• [Your instructions]
From the entries below, list each line with "办公室文员的工作职责".

════════════════

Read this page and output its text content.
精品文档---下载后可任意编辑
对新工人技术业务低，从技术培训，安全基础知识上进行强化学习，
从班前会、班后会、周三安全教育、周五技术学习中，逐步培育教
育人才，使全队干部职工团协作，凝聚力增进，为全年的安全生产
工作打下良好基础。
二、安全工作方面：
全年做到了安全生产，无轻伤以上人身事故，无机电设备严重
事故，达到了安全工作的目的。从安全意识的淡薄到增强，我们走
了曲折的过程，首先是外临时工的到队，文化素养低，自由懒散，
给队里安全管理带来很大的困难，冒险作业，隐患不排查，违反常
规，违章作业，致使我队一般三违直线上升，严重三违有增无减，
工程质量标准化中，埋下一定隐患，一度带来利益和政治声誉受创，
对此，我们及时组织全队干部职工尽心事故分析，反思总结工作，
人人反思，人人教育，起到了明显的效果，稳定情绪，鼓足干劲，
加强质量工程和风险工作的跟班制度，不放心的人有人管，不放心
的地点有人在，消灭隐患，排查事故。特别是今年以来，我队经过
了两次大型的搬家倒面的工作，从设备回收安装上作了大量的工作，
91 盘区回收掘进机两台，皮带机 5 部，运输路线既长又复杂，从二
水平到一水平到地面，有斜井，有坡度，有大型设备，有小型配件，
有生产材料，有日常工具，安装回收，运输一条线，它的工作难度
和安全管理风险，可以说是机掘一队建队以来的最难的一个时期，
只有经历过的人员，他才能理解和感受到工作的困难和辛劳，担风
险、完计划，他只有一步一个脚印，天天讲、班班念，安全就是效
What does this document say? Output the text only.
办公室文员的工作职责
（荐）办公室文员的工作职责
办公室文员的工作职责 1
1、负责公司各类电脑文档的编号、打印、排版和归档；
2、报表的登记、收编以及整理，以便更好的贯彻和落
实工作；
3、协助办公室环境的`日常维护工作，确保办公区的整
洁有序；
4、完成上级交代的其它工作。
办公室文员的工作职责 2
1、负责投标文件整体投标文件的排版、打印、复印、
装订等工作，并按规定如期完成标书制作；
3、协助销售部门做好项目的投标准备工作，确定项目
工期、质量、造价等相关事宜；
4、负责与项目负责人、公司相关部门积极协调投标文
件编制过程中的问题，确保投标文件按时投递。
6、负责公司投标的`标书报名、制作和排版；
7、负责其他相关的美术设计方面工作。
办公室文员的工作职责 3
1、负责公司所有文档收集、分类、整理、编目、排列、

════════════════

• [The output]
办公室文员的工作职责
（荐）办公室文员的工作职责
办公室文员的工作职责 1
办公室文员的工作职责 2
办公室文员的工作职责 3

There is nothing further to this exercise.